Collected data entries
********

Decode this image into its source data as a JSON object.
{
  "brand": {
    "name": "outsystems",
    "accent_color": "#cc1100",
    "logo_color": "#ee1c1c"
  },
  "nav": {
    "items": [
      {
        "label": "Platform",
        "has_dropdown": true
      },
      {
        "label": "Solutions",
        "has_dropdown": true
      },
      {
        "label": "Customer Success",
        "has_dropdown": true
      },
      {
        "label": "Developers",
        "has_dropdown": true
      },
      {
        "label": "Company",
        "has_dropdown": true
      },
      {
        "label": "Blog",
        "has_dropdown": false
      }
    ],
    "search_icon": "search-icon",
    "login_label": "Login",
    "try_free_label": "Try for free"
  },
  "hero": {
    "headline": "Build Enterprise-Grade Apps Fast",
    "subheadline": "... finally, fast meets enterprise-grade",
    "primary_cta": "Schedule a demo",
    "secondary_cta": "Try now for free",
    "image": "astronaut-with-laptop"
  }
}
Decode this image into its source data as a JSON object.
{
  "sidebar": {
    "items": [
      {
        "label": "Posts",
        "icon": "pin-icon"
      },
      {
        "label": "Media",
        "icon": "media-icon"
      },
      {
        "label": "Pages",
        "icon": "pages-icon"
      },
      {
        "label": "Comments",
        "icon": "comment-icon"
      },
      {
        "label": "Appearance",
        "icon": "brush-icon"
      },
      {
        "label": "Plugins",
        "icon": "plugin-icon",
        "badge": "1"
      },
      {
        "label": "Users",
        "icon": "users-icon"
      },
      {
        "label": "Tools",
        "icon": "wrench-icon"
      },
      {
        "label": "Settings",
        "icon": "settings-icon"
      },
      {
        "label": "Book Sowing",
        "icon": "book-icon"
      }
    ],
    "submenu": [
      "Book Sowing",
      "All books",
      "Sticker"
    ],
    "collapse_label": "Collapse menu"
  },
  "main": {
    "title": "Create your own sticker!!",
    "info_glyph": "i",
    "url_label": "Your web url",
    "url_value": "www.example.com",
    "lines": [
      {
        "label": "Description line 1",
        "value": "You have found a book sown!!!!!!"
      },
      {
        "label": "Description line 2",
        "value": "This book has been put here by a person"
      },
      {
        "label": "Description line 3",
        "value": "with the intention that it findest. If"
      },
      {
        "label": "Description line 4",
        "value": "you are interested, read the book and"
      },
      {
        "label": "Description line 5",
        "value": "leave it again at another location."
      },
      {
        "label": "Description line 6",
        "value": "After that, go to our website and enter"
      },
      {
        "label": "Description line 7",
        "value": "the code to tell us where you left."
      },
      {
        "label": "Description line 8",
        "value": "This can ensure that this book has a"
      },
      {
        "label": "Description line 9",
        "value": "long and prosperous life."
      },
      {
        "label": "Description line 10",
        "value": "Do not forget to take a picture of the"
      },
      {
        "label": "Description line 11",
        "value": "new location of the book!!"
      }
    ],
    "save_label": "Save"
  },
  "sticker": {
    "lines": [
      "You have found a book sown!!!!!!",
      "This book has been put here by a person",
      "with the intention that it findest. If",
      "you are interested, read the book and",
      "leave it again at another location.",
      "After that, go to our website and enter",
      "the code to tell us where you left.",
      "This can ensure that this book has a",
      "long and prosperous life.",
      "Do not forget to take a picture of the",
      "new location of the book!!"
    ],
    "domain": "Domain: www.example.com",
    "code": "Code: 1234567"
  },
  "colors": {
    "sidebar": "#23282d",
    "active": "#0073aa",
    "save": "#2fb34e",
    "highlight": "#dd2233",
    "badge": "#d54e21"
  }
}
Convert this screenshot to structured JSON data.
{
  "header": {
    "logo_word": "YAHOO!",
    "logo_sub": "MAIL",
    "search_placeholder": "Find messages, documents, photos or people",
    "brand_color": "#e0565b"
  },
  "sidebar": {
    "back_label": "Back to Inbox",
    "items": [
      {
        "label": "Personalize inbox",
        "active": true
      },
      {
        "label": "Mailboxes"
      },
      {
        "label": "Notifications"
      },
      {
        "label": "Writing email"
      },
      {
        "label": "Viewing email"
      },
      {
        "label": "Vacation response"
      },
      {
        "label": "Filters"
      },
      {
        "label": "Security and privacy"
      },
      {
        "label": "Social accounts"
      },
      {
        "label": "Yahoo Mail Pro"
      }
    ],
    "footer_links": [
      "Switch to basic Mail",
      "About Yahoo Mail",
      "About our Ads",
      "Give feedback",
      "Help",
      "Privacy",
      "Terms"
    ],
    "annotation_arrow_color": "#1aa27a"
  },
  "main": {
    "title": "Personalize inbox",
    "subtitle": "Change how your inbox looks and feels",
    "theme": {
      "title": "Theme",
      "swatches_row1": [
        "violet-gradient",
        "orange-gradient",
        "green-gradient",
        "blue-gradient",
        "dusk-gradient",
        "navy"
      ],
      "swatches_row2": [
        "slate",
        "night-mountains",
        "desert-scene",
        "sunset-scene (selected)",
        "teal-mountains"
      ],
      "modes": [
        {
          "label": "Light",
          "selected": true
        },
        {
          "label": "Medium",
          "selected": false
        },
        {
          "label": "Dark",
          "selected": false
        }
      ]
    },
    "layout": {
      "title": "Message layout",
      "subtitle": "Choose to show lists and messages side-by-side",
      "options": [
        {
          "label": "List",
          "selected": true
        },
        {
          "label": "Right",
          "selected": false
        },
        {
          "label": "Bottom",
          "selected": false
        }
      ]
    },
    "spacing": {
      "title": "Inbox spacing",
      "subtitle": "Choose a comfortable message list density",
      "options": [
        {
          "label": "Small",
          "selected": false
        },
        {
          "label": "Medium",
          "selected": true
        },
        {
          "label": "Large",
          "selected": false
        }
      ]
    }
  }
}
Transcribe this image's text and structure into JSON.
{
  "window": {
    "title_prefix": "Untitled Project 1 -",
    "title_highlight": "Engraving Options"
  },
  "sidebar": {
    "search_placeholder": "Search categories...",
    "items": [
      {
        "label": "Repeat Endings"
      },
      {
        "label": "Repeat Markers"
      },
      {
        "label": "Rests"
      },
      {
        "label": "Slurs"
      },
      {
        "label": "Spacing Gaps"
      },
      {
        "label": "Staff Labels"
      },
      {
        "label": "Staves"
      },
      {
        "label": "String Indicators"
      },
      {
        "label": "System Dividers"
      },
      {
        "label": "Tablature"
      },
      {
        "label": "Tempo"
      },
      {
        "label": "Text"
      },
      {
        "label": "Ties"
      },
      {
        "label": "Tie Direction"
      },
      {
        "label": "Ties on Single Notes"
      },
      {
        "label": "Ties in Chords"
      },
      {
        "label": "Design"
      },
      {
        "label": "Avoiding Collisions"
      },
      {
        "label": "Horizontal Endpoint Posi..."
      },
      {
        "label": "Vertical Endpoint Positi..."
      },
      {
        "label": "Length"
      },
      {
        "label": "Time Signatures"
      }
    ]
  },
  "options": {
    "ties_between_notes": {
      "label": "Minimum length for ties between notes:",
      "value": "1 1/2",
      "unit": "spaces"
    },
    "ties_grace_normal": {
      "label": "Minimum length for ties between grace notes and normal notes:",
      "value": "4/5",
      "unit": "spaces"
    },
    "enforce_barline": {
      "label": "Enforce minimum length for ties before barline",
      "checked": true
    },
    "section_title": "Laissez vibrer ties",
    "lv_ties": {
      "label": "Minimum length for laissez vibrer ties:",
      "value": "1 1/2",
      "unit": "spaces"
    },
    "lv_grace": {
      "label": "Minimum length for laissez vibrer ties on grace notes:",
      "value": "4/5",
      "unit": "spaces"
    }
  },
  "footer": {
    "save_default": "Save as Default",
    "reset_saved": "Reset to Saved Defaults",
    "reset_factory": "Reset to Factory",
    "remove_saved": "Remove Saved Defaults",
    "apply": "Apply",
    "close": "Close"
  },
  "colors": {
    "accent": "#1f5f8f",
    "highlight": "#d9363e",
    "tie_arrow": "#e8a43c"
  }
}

********

**Objective**
Please restate the data word for word, every record included.

**Written solution**
Decode this image into its source data as a JSON object.
{
  "brand": {
    "name": "outsystems",
    "accent_color": "#cc1100",
    "logo_color": "#ee1c1c"
  },
  "nav": {
    "items": [
      {
        "label": "Platform",
        "has_dropdown": true
      },
      {
        "label": "Solutions",
        "has_dropdown": true
      },
      {
        "label": "Customer Success",
        "has_dropdown": true
      },
      {
        "label": "Developers",
        "has_dropdown": true
      },
      {
        "label": "Company",
        "has_dropdown": true
      },
      {
        "label": "Blog",
        "has_dropdown": false
      }
    ],
    "search_icon": "search-icon",
    "login_label": "Login",
    "try_free_label": "Try for free"
  },
  "hero": {
    "headline": "Build Enterprise-Grade Apps Fast",
    "subheadline": "... finally, fast meets enterprise-grade",
    "primary_cta": "Schedule a demo",
    "secondary_cta": "Try now for free",
    "image": "astronaut-with-laptop"
  }
}
Decode this image into its source data as a JSON object.
{
  "sidebar": {
    "items": [
      {
        "label": "Posts",
        "icon": "pin-icon"
      },
      {
        "label": "Media",
        "icon": "media-icon"
      },
      {
        "label": "Pages",
        "icon": "pages-icon"
      },
      {
        "label": "Comments",
        "icon": "comment-icon"
      },
      {
        "label": "Appearance",
        "icon": "brush-icon"
      },
      {
        "label": "Plugins",
        "icon": "plugin-icon",
        "badge": "1"
      },
      {
        "label": "Users",
        "icon": "users-icon"
      },
      {
        "label": "Tools",
        "icon": "wrench-icon"
      },
      {
        "label": "Settings",
        "icon": "settings-icon"
      },
      {
        "label": "Book Sowing",
        "icon": "book-icon"
      }
    ],
    "submenu": [
      "Book Sowing",
      "All books",
      "Sticker"
    ],
    "collapse_label": "Collapse menu"
  },
  "main": {
    "title": "Create your own sticker!!",
    "info_glyph": "i",
    "url_label": "Your web url",
    "url_value": "www.example.com",
    "lines": [
      {
        "label": "Description line 1",
        "value": "You have found a book sown!!!!!!"
      },
      {
        "label": "Description line 2",
        "value": "This book has been put here by a person"
      },
      {
        "label": "Description line 3",
        "value": "with the intention that it findest. If"
      },
      {
        "label": "Description line 4",
        "value": "you are interested, read the book and"
      },
      {
        "label": "Description line 5",
        "value": "leave it again at another location."
      },
      {
        "label": "Description line 6",
        "value": "After that, go to our website and enter"
      },
      {
        "label": "Description line 7",
        "value": "the code to tell us where you left."
      },
      {
        "label": "Description line 8",
        "value": "This can ensure that this book has a"
      },
      {
        "label": "Description line 9",
        "value": "long and prosperous life."
      },
      {
        "label": "Description line 10",
        "value": "Do not forget to take a picture of the"
      },
      {
        "label": "Description line 11",
        "value": "new location of the book!!"
      }
    ],
    "save_label": "Save"
  },
  "sticker": {
    "lines": [
      "You have found a book sown!!!!!!",
      "This book has been put here by a person",
      "with the intention that it findest. If",
      "you are interested, read the book and",
      "leave it again at another location.",
      "After that, go to our website and enter",
      "the code to tell us where you left.",
      "This can ensure that this book has a",
      "long and prosperous life.",
      "Do not forget to take a picture of the",
      "new location of the book!!"
    ],
    "domain": "Domain: www.example.com",
    "code": "Code: 1234567"
  },
  "colors": {
    "sidebar": "#23282d",
    "active": "#0073aa",
    "save": "#2fb34e",
    "highlight": "#dd2233",
    "badge": "#d54e21"
  }
}
Convert this screenshot to structured JSON data.
{
  "header": {
    "logo_word": "YAHOO!",
    "logo_sub": "MAIL",
    "search_placeholder": "Find messages, documents, photos or people",
    "brand_color": "#e0565b"
  },
  "sidebar": {
    "back_label": "Back to Inbox",
    "items": [
      {
        "label": "Personalize inbox",
        "active": true
      },
      {
        "label": "Mailboxes"
      },
      {
        "label": "Notifications"
      },
      {
        "label": "Writing email"
      },
      {
        "label": "Viewing email"
      },
      {
        "label": "Vacation response"
      },
      {
        "label": "Filters"
      },
      {
        "label": "Security and privacy"
      },
      {
        "label": "Social accounts"
      },
      {
        "label": "Yahoo Mail Pro"
      }
    ],
    "footer_links": [
      "Switch to basic Mail",
      "About Yahoo Mail",
      "About our Ads",
      "Give feedback",
      "Help",
      "Privacy",
      "Terms"
    ],
    "annotation_arrow_color": "#1aa27a"
  },
  "main": {
    "title": "Personalize inbox",
    "subtitle": "Change how your inbox looks and feels",
    "theme": {
      "title": "Theme",
      "swatches_row1": [
        "violet-gradient",
        "orange-gradient",
        "green-gradient",
        "blue-gradient",
        "dusk-gradient",
        "navy"
      ],
      "swatches_row2": [
        "slate",
        "night-mountains",
        "desert-scene",
        "sunset-scene (selected)",
        "teal-mountains"
      ],
      "modes": [
        {
          "label": "Light",
          "selected": true
        },
        {
          "label": "Medium",
          "selected": false
        },
        {
          "label": "Dark",
          "selected": false
        }
      ]
    },
    "layout": {
      "title": "Message layout",
      "subtitle": "Choose to show lists and messages side-by-side",
      "options": [
        {
          "label": "List",
          "selected": true
        },
        {
          "label": "Right",
          "selected": false
        },
        {
          "label": "Bottom",
          "selected": false
        }
      ]
    },
    "spacing": {
      "title": "Inbox spacing",
      "subtitle": "Choose a comfortable message list density",
      "options": [
        {
          "label": "Small",
          "selected": false
        },
        {
          "label": "Medium",
          "selected": true
        },
        {
          "label": "Large",
          "selected": false
        }
      ]
    }
  }
}
Transcribe this image's text and structure into JSON.
{
  "window": {
    "title_prefix": "Untitled Project 1 -",
    "title_highlight": "Engraving Options"
  },
  "sidebar": {
    "search_placeholder": "Search categories...",
    "items": [
      {
        "label": "Repeat Endings"
      },
      {
        "label": "Repeat Markers"
      },
      {
        "label": "Rests"
      },
      {
        "label": "Slurs"
      },
      {
        "label": "Spacing Gaps"
      },
      {
        "label": "Staff Labels"
      },
      {
        "label": "Staves"
      },
      {
        "label": "String Indicators"
      },
      {
        "label": "System Dividers"
      },
      {
        "label": "Tablature"
      },
      {
        "label": "Tempo"
      },
      {
        "label": "Text"
      },
      {
        "label": "Ties"
      },
      {
        "label": "Tie Direction"
      },
      {
        "label": "Ties on Single Notes"
      },
      {
        "label": "Ties in Chords"
      },
      {
        "label": "Design"
      },
      {
        "label": "Avoiding Collisions"
      },
      {
        "label": "Horizontal Endpoint Posi..."
      },
      {
        "label": "Vertical Endpoint Positi..."
      },
      {
        "label": "Length"
      },
      {
        "label": "Time Signatures"
      }
    ]
  },
  "options": {
    "ties_between_notes": {
      "label": "Minimum length for ties between notes:",
      "value": "1 1/2",
      "unit": "spaces"
    },
    "ties_grace_normal": {
      "label": "Minimum length for ties between grace notes and normal notes:",
      "value": "4/5",
      "unit": "spaces"
    },
    "enforce_barline": {
      "label": "Enforce minimum length for ties before barline",
      "checked": true
    },
    "section_title": "Laissez vibrer ties",
    "lv_ties": {
      "label": "Minimum length for laissez vibrer ties:",
      "value": "1 1/2",
      "unit": "spaces"
    },
    "lv_grace": {
      "label": "Minimum length for laissez vibrer ties on grace notes:",
      "value": "4/5",
      "unit": "spaces"
    }
  },
  "footer": {
    "save_default": "Save as Default",
    "reset_saved": "Reset to Saved Defaults",
    "reset_factory": "Reset to Factory",
    "remove_saved": "Remove Saved Defaults",
    "apply": "Apply",
    "close": "Close"
  },
  "colors": {
    "accent": "#1f5f8f",
    "highlight": "#d9363e",
    "tie_arrow": "#e8a43c"
  }
}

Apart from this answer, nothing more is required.